Find each line containing the string "icon" and return it.

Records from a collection
---*---
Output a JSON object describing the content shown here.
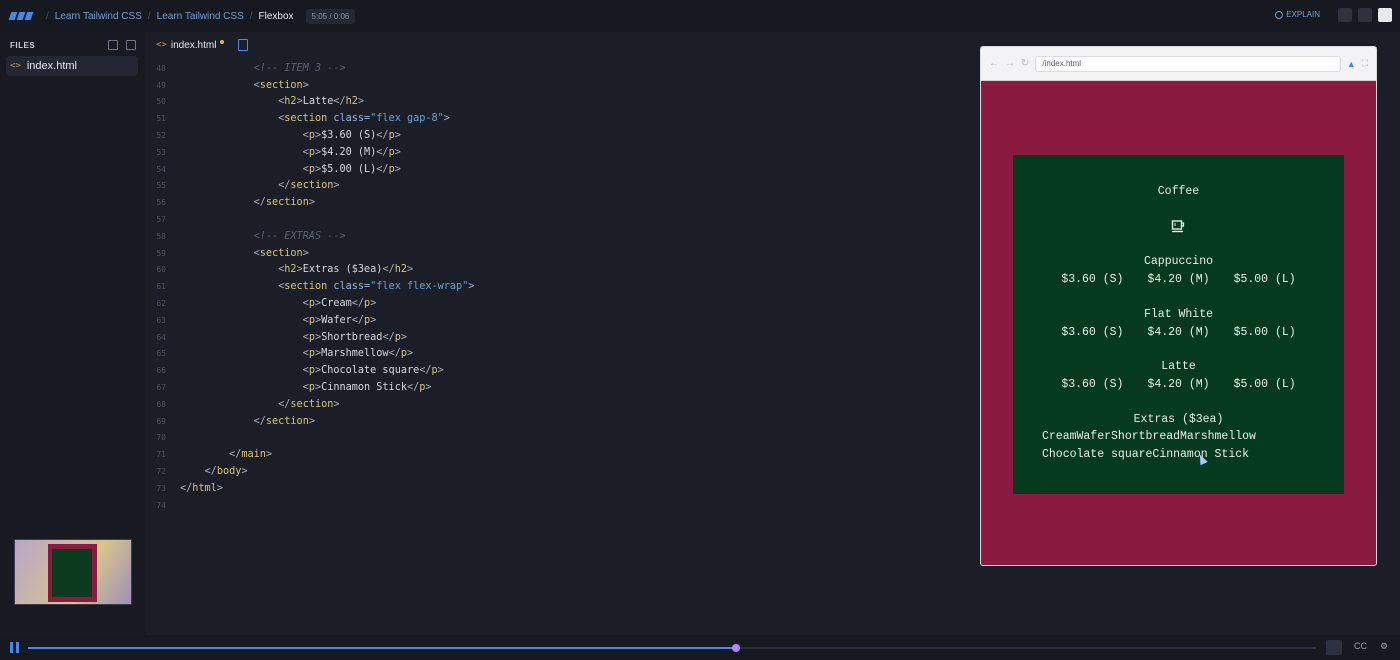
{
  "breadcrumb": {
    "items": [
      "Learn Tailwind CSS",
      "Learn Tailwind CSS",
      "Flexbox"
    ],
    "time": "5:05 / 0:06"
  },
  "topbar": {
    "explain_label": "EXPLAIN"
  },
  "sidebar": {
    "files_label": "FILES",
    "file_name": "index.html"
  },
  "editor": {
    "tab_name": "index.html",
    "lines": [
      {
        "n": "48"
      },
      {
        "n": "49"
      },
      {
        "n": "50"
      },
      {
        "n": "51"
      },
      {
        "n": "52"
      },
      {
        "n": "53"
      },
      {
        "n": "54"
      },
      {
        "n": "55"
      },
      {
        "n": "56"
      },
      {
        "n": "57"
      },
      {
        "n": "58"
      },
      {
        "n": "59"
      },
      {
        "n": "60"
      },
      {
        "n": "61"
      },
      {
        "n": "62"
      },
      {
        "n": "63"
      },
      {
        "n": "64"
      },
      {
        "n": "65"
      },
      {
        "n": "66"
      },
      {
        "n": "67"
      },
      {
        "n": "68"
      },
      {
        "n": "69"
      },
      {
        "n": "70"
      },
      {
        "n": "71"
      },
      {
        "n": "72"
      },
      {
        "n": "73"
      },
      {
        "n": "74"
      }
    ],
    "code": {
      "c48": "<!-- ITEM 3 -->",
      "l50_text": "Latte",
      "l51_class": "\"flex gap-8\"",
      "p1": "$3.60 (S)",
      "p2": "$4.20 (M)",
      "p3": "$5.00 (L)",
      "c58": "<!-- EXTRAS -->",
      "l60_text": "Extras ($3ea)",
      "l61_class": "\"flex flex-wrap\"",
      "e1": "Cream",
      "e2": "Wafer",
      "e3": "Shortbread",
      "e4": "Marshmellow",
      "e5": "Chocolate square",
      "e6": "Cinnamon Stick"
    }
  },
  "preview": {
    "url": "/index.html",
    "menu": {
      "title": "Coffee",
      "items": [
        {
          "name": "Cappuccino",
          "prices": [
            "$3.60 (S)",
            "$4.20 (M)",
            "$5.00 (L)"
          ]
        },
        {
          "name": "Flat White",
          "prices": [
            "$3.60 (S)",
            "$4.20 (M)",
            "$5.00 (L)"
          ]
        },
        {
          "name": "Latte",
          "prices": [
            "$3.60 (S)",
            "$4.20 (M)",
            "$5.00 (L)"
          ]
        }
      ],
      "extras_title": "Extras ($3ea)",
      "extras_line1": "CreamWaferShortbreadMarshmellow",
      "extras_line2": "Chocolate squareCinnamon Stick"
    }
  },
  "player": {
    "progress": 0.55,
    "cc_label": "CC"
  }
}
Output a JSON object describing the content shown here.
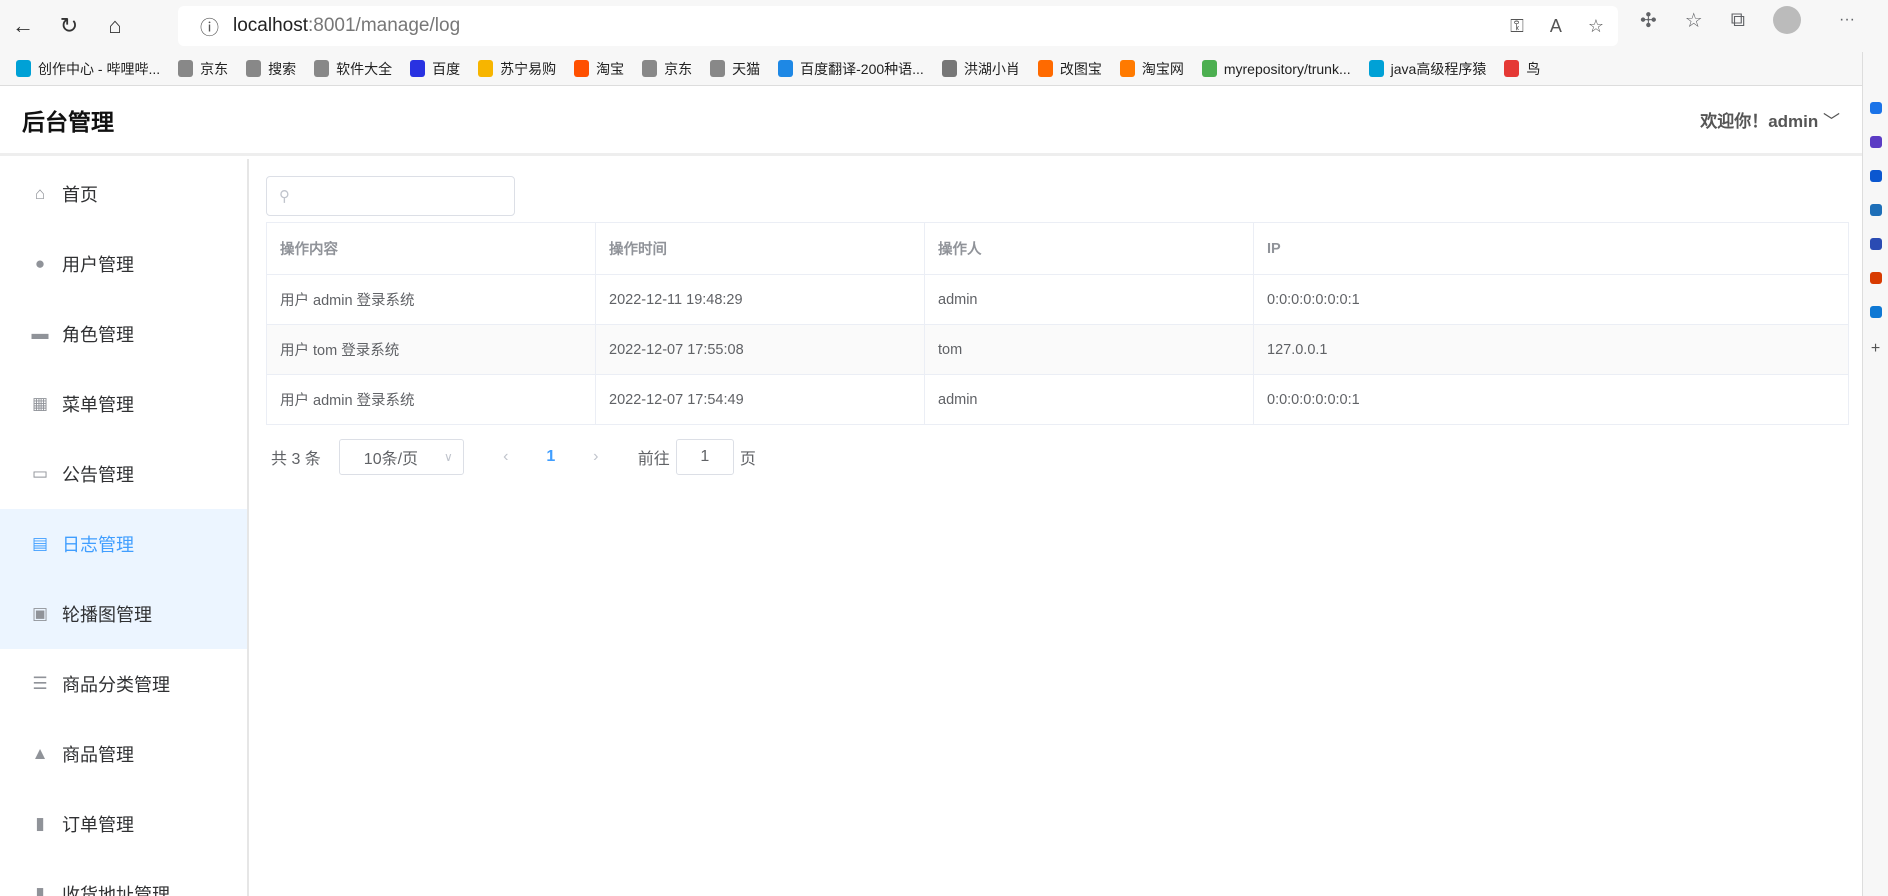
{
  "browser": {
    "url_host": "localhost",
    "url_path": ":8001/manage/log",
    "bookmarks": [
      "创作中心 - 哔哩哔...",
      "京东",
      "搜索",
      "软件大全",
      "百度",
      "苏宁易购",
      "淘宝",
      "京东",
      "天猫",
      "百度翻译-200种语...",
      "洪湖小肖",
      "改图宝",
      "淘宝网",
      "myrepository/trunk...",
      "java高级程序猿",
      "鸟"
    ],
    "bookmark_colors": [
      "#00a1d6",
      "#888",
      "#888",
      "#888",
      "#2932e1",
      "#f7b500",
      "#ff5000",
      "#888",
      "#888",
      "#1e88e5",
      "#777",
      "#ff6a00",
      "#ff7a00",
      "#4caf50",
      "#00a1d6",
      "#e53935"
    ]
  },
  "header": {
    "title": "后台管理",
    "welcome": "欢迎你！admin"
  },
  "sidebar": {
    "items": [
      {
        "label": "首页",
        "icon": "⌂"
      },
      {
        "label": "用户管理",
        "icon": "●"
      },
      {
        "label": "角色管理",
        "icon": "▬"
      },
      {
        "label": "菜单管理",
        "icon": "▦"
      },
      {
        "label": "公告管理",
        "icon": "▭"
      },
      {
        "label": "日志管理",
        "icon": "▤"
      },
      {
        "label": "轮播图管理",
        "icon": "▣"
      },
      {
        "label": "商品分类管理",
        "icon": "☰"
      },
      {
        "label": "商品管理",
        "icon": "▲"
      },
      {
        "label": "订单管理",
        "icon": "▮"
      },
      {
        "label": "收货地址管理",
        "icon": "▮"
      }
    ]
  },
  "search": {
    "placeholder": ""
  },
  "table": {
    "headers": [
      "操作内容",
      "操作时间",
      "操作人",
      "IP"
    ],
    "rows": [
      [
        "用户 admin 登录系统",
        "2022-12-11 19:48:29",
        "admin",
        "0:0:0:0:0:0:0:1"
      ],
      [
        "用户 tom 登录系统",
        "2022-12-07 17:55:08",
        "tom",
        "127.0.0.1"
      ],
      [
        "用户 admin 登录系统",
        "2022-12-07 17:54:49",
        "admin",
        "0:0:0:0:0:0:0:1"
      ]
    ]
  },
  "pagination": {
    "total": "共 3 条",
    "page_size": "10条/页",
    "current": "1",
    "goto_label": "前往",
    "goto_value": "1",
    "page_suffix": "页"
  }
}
---*---
Solution for this problem:
        "icon": "⌂"
        "icon": "●"
        "icon": "▬"
        "icon": "▦"
        "icon": "▭"
        "icon": "▤"
        "icon": "▣"
        "icon": "☰"
        "icon": "▲"
        "icon": "▮"
        "icon": "▮"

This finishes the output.